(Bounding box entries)
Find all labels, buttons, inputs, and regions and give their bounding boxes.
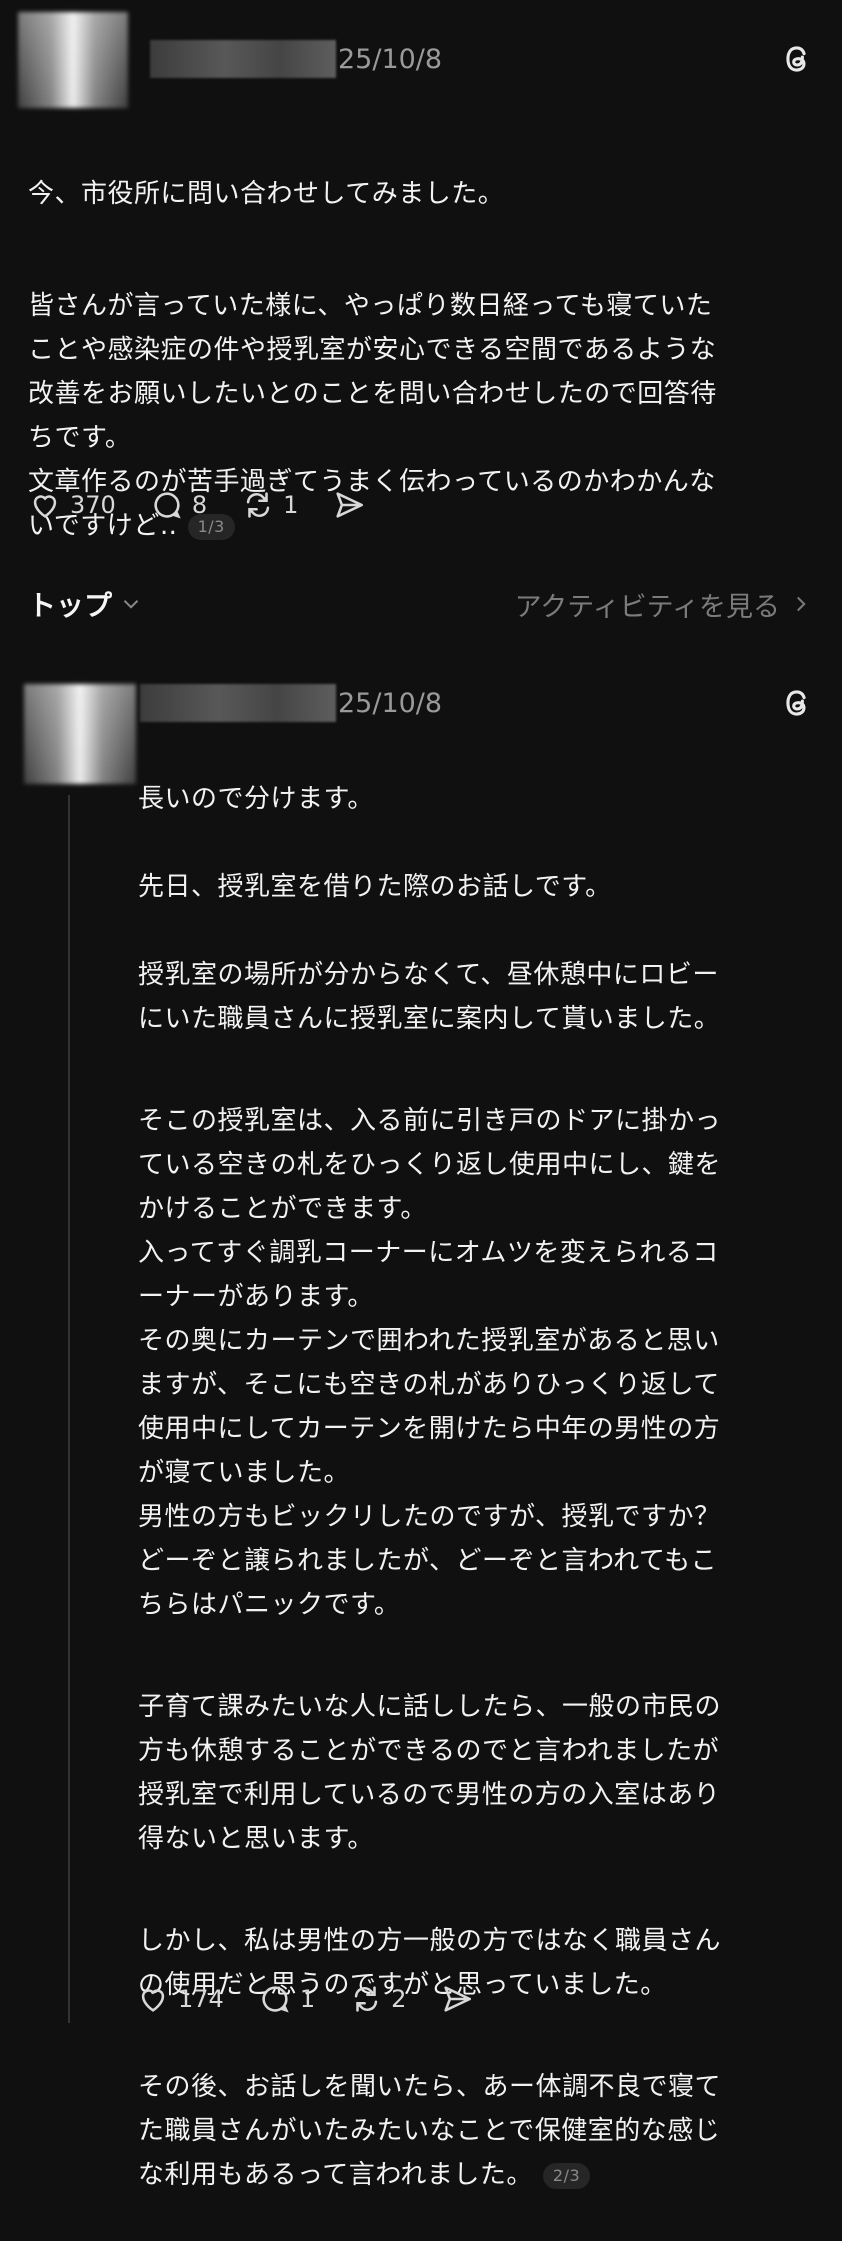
send-icon xyxy=(444,1986,472,2012)
replies-toolbar: トップ アクティビティを見る xyxy=(28,584,814,624)
thread-connector-line xyxy=(68,795,70,2023)
comment-count: 8 xyxy=(191,491,208,519)
post-body: 今、市役所に問い合わせしてみました。 皆さんが言っていた様に、やっぱり数日経って… xyxy=(28,128,818,592)
post-author-avatar[interactable] xyxy=(18,12,128,108)
repost-button[interactable]: 2 xyxy=(349,1982,406,2016)
sort-dropdown[interactable]: トップ xyxy=(28,584,144,624)
comment-count: 1 xyxy=(299,1985,316,2013)
reply-actions: 174 1 2 xyxy=(136,1982,516,2016)
like-count: 370 xyxy=(70,491,116,519)
comment-button[interactable]: 1 xyxy=(258,1982,315,2016)
comment-button[interactable]: 8 xyxy=(150,488,207,522)
send-icon xyxy=(336,492,364,518)
post-date: 25/10/8 xyxy=(338,44,443,75)
like-button[interactable]: 174 xyxy=(136,1982,224,2016)
reply-paragraph: 先日、授乳室を借りた際のお話しです。 xyxy=(138,872,612,902)
reply-paragraph: 授乳室の場所が分からなくて、昼休憩中にロビー にいた職員さんに授乳室に案内して貰… xyxy=(138,960,721,1034)
share-button[interactable] xyxy=(332,488,374,522)
reply-paragraph-text: その後、お話しを聞いたら、あー体調不良で寝て た職員さんがいたみたいなことで保健… xyxy=(138,2072,722,2190)
share-button[interactable] xyxy=(440,1982,482,2016)
reply-paragraph: そこの授乳室は、入る前に引き戸のドアに掛かっ ている空きの札をひっくり返し使用中… xyxy=(138,1106,722,1620)
comment-icon xyxy=(154,492,181,519)
repost-count: 1 xyxy=(283,491,299,519)
threads-logo-icon[interactable] xyxy=(780,42,814,76)
heart-icon xyxy=(141,1989,165,2012)
reply-page-indicator: 2/3 xyxy=(542,2162,591,2189)
repost-icon xyxy=(354,1986,378,2012)
comment-icon xyxy=(262,1986,289,2013)
reply-paragraph: 長いので分けます。 xyxy=(138,784,374,814)
like-count: 174 xyxy=(178,1985,224,2013)
activity-label: アクティビティを見る xyxy=(514,591,780,623)
sort-label: トップ xyxy=(28,589,113,622)
view-activity-link[interactable]: アクティビティを見る xyxy=(515,585,814,624)
reply-author-name-redacted[interactable] xyxy=(140,684,336,722)
like-button[interactable]: 370 xyxy=(28,488,116,522)
chevron-right-icon xyxy=(797,596,806,612)
post-actions: 370 8 1 xyxy=(28,488,408,522)
chevron-down-icon xyxy=(123,600,139,609)
repost-count: 2 xyxy=(391,1985,407,2013)
heart-icon xyxy=(33,495,57,518)
reply-author-avatar[interactable] xyxy=(24,684,136,784)
repost-button[interactable]: 1 xyxy=(241,488,298,522)
reply-date: 25/10/8 xyxy=(338,688,443,719)
reply-paragraph: その後、お話しを聞いたら、あー体調不良で寝て た職員さんがいたみたいなことで保健… xyxy=(138,2065,828,2197)
threads-logo-icon[interactable] xyxy=(780,686,814,720)
reply-paragraph: 子育て課みたいな人に話ししたら、一般の市民の 方も休憩することができるのでと言わ… xyxy=(138,1692,722,1854)
post-paragraph: 今、市役所に問い合わせしてみました。 xyxy=(28,179,505,209)
repost-icon xyxy=(246,492,270,518)
post-author-name-redacted[interactable] xyxy=(150,40,336,78)
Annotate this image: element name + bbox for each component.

DIRECTIONS FOR THIS TASK: Can you give the lines above as a numbered list, without the blank lines and without the pictures?

ANSWER BELOW:
1. Find all labels, buttons, inputs, and regions and give their bounding boxes.
2. send-icon xyxy=(444,1986,472,2012)
3. replies-toolbar: トップ アクティビティを見る xyxy=(28,584,814,624)
4. thread-connector-line xyxy=(68,795,70,2023)
5. comment-count: 8 xyxy=(191,491,208,519)
6. post-body: 今、市役所に問い合わせしてみました。 皆さんが言っていた様に、やっぱり数日経って… xyxy=(28,128,818,592)
7. post-author-avatar[interactable] xyxy=(18,12,128,108)
8. repost-button[interactable]: 2 xyxy=(349,1982,406,2016)
9. sort-dropdown[interactable]: トップ xyxy=(28,584,144,624)
10. comment-count: 1 xyxy=(299,1985,316,2013)
11. reply-actions: 174 1 2 xyxy=(136,1982,516,2016)
12. like-count: 370 xyxy=(70,491,116,519)
13. comment-button[interactable]: 1 xyxy=(258,1982,315,2016)
14. comment-button[interactable]: 8 xyxy=(150,488,207,522)
15. send-icon xyxy=(336,492,364,518)
16. post-date: 25/10/8 xyxy=(338,44,443,75)
17. like-button[interactable]: 174 xyxy=(136,1982,224,2016)
18. reply-paragraph: 先日、授乳室を借りた際のお話しです。 xyxy=(138,872,612,902)
19. reply-paragraph: 授乳室の場所が分からなくて、昼休憩中にロビー にいた職員さんに授乳室に案内して貰… xyxy=(138,960,721,1034)
20. share-button[interactable] xyxy=(332,488,374,522)
21. reply-paragraph-text: その後、お話しを聞いたら、あー体調不良で寝て た職員さんがいたみたいなことで保健… xyxy=(138,2072,722,2190)
22. share-button[interactable] xyxy=(440,1982,482,2016)
23. reply-paragraph: そこの授乳室は、入る前に引き戸のドアに掛かっ ている空きの札をひっくり返し使用中… xyxy=(138,1106,722,1620)
24. comment-icon xyxy=(154,492,181,519)
25. repost-count: 1 xyxy=(283,491,299,519)
26. threads-logo-icon[interactable] xyxy=(780,42,814,76)
27. heart-icon xyxy=(141,1989,165,2012)
28. reply-page-indicator: 2/3 xyxy=(542,2162,591,2189)
29. repost-icon xyxy=(354,1986,378,2012)
30. comment-icon xyxy=(262,1986,289,2013)
31. reply-paragraph: 長いので分けます。 xyxy=(138,784,374,814)
32. like-count: 174 xyxy=(178,1985,224,2013)
33. activity-label: アクティビティを見る xyxy=(514,591,780,623)
34. sort-label: トップ xyxy=(28,589,113,622)
35. view-activity-link[interactable]: アクティビティを見る xyxy=(515,585,814,624)
36. reply-author-name-redacted[interactable] xyxy=(140,684,336,722)
37. like-button[interactable]: 370 xyxy=(28,488,116,522)
38. chevron-right-icon xyxy=(797,596,806,612)
39. post-actions: 370 8 1 xyxy=(28,488,408,522)
40. chevron-down-icon xyxy=(123,600,139,609)
41. repost-count: 2 xyxy=(391,1985,407,2013)
42. heart-icon xyxy=(33,495,57,518)
43. reply-author-avatar[interactable] xyxy=(24,684,136,784)
44. repost-button[interactable]: 1 xyxy=(241,488,298,522)
45. reply-date: 25/10/8 xyxy=(338,688,443,719)
46. reply-paragraph: その後、お話しを聞いたら、あー体調不良で寝て た職員さんがいたみたいなことで保健… xyxy=(138,2065,828,2197)
47. threads-logo-icon[interactable] xyxy=(780,686,814,720)
48. reply-paragraph: 子育て課みたいな人に話ししたら、一般の市民の 方も休憩することができるのでと言わ… xyxy=(138,1692,722,1854)
49. post-paragraph: 今、市役所に問い合わせしてみました。 xyxy=(28,179,505,209)
50. repost-icon xyxy=(246,492,270,518)
51. post-author-name-redacted[interactable] xyxy=(150,40,336,78)
52. Annotate this image: element name + bbox for each component.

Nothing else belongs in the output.